DIRECTIONS FOR THIS TASK:
List every line below containing "images".

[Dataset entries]
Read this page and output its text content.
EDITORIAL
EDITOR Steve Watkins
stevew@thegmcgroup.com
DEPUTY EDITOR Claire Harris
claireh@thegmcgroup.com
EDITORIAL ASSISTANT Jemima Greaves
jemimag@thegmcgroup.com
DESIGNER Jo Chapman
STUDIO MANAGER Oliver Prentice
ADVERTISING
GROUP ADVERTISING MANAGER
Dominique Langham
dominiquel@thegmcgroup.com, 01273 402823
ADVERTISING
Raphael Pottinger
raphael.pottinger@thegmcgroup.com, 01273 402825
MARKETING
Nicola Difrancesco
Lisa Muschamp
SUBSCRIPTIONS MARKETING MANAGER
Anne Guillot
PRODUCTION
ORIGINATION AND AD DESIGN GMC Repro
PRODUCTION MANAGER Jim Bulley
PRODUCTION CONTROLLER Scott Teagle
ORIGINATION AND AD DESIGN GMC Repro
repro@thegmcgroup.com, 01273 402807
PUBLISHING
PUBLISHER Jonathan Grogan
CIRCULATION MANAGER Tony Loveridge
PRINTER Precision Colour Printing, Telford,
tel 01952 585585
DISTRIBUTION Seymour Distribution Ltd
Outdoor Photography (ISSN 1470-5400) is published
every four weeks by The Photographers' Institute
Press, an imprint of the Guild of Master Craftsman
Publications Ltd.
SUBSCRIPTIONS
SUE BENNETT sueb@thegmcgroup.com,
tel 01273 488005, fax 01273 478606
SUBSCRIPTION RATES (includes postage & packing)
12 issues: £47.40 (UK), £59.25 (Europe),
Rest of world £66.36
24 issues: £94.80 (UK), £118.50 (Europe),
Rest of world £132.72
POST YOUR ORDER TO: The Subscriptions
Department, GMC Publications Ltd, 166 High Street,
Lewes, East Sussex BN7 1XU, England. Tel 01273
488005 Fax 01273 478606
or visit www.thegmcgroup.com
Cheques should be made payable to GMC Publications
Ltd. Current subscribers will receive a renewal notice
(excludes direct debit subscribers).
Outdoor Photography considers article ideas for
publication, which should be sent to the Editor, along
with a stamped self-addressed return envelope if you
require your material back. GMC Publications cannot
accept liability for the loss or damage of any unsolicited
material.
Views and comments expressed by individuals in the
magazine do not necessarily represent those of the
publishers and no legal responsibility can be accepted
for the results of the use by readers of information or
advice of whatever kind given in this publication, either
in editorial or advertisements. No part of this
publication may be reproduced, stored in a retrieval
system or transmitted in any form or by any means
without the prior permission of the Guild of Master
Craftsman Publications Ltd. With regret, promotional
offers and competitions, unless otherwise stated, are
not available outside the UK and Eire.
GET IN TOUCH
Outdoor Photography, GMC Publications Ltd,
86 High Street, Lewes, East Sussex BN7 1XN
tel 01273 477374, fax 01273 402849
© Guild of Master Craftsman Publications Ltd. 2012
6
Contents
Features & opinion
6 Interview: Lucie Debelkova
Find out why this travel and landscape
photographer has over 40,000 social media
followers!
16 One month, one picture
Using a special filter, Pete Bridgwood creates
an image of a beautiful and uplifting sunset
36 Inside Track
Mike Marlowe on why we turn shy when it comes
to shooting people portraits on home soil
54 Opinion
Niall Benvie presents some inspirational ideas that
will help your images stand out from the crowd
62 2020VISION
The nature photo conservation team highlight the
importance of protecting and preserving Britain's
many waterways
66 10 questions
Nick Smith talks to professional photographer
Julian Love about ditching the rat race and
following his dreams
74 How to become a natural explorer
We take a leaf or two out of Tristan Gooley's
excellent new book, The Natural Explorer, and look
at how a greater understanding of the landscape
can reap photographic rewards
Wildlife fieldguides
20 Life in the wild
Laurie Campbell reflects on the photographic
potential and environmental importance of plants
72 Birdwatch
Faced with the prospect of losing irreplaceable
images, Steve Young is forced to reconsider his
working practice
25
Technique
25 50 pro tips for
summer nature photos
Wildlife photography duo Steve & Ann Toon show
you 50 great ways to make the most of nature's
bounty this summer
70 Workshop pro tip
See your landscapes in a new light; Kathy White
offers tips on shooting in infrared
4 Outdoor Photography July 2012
---
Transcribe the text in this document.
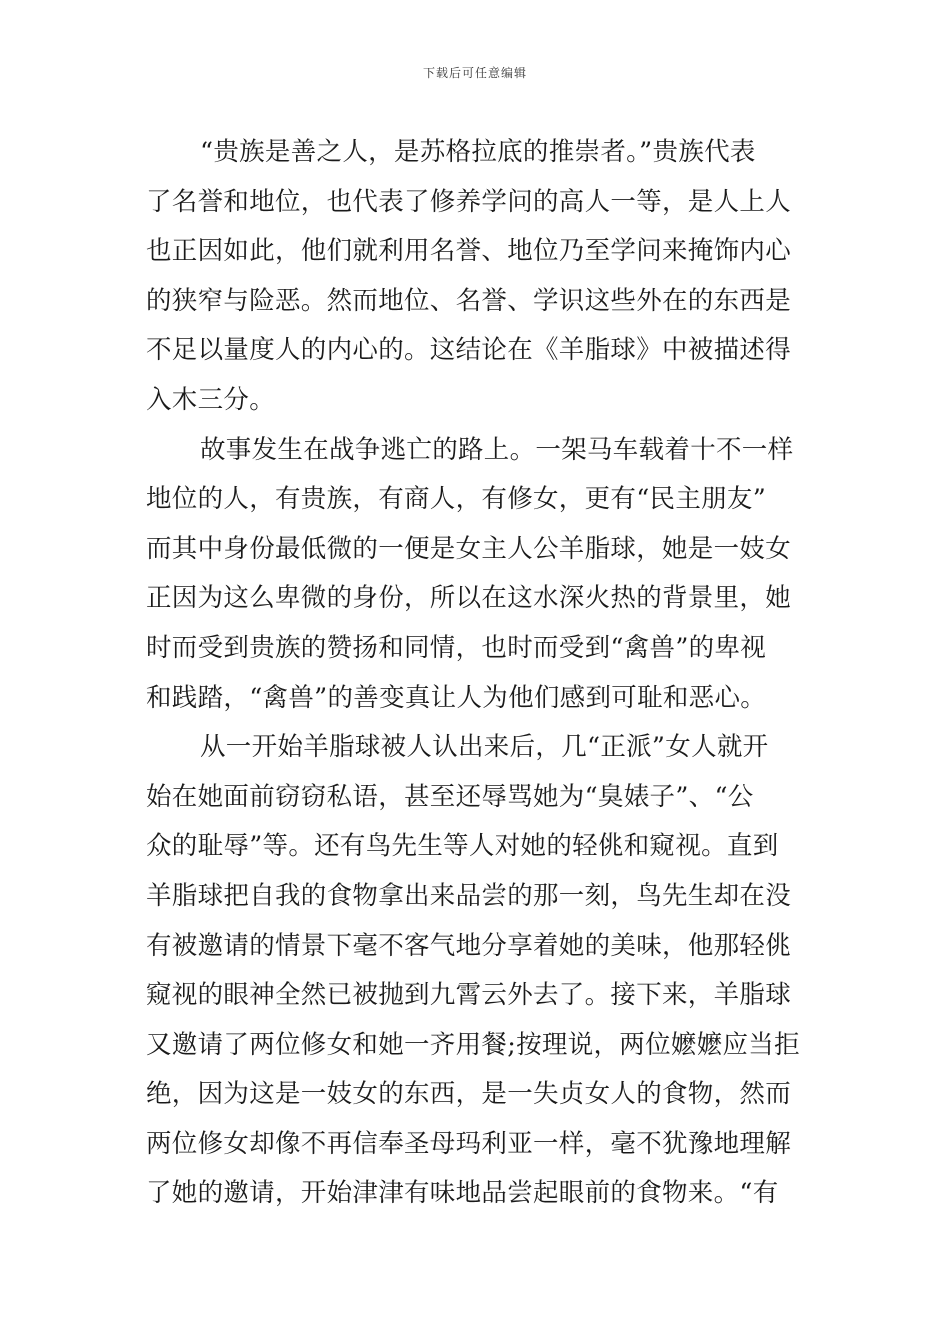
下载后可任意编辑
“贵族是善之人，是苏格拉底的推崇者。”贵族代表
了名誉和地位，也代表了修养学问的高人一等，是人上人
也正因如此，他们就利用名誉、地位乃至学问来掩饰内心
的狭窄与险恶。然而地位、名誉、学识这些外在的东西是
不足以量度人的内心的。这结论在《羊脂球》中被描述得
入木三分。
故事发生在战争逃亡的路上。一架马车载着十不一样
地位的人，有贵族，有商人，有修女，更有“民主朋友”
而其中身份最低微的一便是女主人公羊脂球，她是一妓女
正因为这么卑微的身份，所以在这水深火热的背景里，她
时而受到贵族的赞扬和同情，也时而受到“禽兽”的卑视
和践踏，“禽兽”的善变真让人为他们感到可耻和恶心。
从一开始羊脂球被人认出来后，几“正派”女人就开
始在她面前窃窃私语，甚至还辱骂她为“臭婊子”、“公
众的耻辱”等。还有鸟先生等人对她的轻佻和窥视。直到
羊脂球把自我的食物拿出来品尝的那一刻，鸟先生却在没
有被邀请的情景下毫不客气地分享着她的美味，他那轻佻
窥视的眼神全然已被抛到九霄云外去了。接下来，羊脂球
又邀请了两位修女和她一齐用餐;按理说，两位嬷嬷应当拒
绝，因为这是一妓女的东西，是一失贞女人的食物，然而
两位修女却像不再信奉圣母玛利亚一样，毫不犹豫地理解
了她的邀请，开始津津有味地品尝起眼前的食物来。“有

ANSWER BELOW:
will help your images stand out from the crowd
images, Steve Young is forced to reconsider his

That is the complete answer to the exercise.